OBJECTIVE
Work out how many lines hold the string "dans". Give that number and nothing more.

(Saved entries)
____________

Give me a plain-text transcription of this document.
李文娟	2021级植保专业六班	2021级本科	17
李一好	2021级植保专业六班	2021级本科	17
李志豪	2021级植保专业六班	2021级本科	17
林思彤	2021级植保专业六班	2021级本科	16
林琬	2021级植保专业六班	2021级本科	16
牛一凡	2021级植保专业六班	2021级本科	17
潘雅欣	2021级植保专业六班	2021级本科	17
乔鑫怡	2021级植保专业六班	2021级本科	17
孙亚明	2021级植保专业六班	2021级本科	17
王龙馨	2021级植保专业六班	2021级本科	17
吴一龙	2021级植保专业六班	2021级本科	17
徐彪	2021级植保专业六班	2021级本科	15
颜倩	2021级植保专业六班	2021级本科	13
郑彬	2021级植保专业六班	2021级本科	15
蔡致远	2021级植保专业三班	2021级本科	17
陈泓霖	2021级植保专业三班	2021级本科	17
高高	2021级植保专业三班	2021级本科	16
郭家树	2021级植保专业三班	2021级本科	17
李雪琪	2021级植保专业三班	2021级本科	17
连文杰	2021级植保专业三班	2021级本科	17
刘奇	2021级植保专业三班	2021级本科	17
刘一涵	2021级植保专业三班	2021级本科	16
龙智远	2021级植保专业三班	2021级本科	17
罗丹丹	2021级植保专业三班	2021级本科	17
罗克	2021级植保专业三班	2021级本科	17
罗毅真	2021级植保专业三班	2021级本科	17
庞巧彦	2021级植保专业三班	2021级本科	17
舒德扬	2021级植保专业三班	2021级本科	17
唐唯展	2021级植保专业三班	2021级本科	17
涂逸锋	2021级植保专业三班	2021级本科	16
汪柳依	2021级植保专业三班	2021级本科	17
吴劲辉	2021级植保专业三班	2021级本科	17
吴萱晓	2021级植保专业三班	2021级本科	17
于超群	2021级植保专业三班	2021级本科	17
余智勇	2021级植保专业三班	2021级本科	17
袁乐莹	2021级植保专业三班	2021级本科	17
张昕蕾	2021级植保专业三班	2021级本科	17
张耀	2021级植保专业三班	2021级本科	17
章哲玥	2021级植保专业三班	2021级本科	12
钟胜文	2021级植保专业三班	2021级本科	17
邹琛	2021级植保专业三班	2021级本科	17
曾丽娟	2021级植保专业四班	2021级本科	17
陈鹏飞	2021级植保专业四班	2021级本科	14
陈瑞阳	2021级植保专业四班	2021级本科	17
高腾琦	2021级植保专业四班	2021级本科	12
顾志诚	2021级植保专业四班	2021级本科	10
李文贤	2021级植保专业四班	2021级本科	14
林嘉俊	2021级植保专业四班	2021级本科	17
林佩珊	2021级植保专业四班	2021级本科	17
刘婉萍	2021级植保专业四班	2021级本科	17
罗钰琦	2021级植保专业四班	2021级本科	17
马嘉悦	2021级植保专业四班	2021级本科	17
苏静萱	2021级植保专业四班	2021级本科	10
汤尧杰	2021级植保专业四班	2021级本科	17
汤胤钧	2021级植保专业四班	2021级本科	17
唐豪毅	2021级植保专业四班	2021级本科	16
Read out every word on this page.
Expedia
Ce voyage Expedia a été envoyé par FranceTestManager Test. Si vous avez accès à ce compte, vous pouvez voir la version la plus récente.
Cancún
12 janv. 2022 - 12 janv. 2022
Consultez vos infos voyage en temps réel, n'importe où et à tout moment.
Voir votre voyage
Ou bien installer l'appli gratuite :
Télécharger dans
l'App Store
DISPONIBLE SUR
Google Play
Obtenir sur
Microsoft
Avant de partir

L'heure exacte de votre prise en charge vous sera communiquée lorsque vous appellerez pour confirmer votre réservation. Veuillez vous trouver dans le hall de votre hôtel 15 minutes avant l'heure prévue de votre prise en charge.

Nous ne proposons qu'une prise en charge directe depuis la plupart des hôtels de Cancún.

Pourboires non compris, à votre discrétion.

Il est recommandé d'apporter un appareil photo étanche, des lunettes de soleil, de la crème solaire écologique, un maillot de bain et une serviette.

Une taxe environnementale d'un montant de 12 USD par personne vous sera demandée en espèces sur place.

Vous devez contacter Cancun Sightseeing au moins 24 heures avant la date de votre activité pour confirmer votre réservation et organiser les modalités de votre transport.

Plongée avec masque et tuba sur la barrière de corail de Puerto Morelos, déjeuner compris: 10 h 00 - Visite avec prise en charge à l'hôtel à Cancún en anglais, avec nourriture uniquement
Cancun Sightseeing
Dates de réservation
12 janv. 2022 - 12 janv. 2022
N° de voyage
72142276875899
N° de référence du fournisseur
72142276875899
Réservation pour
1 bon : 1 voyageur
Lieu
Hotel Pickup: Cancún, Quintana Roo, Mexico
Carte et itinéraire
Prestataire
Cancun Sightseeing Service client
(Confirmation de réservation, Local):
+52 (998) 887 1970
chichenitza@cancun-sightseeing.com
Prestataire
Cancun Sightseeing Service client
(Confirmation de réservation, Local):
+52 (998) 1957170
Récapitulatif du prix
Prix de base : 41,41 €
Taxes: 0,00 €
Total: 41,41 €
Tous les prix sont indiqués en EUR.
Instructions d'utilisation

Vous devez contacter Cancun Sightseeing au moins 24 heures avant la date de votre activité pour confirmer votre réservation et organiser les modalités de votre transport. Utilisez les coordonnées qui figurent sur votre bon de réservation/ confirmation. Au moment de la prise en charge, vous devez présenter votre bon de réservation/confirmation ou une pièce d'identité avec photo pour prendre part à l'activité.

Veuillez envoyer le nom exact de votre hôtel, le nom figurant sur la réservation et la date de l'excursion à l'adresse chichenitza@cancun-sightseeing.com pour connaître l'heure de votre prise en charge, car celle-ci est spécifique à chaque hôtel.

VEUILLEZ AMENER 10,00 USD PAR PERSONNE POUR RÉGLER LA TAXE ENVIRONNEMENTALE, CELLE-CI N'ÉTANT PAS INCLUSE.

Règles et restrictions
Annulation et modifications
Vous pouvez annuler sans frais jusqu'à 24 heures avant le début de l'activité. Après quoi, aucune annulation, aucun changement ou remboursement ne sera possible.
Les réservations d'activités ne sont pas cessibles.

____________

ANSWER TO THE EXERCISE
2